§ **Your objective**
Among the following entries, count the lines that contain "ἐξουσίας" and report only the result.

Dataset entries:

========================================================================

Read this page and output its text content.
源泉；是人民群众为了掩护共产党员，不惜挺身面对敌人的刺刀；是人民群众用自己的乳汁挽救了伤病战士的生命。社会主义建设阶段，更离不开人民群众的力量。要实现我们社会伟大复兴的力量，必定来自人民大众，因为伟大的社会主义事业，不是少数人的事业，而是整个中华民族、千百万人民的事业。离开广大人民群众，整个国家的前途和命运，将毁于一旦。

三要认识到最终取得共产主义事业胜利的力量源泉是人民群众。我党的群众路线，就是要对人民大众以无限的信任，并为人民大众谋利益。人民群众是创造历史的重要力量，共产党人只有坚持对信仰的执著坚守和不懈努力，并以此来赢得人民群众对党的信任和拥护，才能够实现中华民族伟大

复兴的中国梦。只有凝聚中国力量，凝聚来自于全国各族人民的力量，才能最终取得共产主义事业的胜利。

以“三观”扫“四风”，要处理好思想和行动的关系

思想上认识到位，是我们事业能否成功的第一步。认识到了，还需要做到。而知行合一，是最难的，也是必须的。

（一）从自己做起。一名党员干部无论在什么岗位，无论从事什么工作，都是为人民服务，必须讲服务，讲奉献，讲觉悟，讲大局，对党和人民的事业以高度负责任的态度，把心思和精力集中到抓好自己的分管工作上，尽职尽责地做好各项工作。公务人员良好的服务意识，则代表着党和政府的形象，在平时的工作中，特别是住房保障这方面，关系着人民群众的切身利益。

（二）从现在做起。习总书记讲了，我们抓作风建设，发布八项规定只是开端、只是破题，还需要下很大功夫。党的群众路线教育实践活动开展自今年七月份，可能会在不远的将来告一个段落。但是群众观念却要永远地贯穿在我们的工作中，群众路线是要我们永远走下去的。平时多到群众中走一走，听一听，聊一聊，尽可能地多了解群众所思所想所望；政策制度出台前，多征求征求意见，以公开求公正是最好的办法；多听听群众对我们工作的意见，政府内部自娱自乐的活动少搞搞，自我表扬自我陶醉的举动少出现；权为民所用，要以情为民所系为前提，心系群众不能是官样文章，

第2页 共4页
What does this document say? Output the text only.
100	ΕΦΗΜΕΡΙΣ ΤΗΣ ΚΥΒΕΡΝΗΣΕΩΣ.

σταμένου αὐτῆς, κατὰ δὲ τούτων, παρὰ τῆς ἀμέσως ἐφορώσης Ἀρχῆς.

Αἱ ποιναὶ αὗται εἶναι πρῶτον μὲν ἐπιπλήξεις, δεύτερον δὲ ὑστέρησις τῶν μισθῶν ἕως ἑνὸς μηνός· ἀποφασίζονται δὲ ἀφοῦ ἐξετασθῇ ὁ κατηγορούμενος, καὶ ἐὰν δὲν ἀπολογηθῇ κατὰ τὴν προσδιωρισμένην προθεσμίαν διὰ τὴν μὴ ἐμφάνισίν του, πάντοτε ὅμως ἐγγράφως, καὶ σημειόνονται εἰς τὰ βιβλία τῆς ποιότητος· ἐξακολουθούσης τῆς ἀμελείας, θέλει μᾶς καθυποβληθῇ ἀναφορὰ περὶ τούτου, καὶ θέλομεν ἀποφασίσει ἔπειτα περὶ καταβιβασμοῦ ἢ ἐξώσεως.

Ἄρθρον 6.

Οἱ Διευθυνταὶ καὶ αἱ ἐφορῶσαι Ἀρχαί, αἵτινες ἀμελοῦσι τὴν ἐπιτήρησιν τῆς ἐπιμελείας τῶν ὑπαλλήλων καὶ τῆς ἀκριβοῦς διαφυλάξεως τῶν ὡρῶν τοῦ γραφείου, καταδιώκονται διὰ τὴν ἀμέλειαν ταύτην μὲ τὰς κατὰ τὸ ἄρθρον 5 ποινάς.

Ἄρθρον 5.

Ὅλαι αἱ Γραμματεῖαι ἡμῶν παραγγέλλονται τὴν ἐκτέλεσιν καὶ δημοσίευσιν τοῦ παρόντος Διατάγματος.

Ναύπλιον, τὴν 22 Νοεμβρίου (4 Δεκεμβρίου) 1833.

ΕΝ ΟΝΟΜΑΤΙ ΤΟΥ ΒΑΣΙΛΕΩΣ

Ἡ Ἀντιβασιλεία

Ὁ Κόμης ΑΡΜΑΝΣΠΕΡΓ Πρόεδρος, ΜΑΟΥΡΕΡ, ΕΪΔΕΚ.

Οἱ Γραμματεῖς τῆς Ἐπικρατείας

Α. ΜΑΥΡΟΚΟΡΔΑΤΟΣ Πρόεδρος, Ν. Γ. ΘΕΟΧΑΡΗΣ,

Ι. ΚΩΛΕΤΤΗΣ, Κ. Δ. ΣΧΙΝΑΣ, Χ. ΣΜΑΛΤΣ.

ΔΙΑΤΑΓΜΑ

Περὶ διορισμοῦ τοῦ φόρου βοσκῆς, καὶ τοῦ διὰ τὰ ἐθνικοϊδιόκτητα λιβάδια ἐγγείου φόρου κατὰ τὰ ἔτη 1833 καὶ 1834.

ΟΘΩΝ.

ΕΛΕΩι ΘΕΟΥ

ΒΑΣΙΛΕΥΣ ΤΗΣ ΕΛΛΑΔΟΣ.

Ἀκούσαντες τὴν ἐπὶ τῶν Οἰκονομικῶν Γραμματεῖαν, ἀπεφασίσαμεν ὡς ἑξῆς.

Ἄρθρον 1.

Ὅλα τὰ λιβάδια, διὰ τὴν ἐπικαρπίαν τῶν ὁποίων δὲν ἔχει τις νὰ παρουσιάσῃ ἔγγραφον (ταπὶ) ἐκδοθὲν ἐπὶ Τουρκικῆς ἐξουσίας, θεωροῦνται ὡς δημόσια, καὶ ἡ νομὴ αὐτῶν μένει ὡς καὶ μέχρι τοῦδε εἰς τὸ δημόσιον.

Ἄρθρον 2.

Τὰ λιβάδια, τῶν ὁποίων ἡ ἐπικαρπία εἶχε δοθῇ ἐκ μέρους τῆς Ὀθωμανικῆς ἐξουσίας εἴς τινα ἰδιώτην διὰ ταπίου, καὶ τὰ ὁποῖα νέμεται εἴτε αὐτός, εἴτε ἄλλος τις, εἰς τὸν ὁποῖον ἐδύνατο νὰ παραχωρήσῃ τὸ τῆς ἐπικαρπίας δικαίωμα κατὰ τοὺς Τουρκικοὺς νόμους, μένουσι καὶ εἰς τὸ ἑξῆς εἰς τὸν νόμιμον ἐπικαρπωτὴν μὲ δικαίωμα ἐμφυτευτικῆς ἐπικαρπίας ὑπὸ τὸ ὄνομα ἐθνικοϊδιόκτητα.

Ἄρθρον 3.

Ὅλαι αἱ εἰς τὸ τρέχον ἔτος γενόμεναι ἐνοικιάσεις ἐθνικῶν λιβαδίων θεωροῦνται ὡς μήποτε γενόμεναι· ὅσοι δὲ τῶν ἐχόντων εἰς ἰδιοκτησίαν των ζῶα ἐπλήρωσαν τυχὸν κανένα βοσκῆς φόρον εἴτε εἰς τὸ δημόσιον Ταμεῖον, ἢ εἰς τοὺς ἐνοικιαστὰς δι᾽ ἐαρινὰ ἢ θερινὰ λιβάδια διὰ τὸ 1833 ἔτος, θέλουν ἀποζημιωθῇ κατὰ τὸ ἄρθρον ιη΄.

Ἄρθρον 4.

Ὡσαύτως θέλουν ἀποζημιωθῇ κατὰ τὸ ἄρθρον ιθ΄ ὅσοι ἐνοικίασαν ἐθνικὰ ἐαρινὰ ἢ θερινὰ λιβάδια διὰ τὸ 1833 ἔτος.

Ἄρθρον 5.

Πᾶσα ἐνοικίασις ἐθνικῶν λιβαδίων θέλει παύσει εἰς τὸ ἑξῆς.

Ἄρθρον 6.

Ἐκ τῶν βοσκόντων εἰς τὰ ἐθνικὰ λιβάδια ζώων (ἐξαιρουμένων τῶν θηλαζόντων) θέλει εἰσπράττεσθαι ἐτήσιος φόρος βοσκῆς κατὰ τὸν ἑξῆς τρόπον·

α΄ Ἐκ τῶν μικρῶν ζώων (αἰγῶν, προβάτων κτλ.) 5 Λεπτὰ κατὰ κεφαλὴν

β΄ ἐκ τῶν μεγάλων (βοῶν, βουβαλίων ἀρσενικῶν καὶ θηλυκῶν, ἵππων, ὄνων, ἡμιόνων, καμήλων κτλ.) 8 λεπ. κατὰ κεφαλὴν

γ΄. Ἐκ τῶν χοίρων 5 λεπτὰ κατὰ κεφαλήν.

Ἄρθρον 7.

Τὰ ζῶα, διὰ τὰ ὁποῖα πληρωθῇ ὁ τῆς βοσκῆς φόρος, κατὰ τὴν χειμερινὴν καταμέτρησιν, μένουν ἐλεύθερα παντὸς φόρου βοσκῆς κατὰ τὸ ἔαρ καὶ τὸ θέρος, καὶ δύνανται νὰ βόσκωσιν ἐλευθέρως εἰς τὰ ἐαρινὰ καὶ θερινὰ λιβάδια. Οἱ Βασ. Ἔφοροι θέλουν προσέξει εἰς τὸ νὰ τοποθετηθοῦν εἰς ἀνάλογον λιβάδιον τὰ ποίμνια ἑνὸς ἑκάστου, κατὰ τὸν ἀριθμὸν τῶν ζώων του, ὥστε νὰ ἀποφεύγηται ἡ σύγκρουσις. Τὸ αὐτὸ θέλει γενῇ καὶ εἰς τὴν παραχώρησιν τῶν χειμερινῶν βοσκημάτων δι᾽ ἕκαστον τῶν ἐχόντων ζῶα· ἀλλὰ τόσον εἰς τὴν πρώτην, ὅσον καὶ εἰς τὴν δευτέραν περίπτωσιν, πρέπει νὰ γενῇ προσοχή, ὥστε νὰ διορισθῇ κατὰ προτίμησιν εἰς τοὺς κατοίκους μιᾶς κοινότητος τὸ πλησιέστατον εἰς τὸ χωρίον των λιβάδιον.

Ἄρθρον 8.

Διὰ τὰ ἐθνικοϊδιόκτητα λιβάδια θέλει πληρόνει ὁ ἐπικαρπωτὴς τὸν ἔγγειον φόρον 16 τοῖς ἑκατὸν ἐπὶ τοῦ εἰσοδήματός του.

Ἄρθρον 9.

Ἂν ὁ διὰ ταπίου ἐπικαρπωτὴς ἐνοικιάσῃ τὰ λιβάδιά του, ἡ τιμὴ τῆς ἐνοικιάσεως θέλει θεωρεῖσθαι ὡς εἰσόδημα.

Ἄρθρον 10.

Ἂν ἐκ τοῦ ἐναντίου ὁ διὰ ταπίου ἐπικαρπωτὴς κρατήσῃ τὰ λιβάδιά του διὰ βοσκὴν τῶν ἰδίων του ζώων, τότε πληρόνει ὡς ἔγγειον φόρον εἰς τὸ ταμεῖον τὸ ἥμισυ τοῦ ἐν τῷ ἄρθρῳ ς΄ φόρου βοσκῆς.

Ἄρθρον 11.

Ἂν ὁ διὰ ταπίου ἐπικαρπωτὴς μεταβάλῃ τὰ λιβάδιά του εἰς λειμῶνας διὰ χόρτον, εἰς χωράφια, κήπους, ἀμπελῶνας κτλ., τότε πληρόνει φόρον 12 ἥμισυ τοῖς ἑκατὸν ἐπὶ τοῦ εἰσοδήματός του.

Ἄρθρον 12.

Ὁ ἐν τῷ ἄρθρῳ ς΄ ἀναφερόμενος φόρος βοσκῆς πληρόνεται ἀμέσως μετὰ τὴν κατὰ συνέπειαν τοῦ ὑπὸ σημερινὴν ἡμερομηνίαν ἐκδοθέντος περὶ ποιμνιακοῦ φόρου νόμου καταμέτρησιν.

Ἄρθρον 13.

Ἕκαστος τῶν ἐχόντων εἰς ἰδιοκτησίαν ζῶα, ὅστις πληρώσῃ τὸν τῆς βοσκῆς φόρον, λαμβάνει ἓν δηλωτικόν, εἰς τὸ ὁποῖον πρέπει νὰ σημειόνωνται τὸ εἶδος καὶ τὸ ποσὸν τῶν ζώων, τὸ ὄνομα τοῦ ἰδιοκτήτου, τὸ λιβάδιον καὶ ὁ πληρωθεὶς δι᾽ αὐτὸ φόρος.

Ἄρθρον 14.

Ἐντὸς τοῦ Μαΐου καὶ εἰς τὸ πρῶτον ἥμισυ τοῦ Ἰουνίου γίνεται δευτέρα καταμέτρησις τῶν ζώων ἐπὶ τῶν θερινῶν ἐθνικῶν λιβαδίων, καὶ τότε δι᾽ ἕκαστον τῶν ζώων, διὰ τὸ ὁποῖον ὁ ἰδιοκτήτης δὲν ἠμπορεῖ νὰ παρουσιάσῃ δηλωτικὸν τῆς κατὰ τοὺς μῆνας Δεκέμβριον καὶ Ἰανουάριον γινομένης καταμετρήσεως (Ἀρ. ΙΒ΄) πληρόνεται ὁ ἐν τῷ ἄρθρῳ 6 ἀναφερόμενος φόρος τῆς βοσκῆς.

========================================================================

§ **Result**
2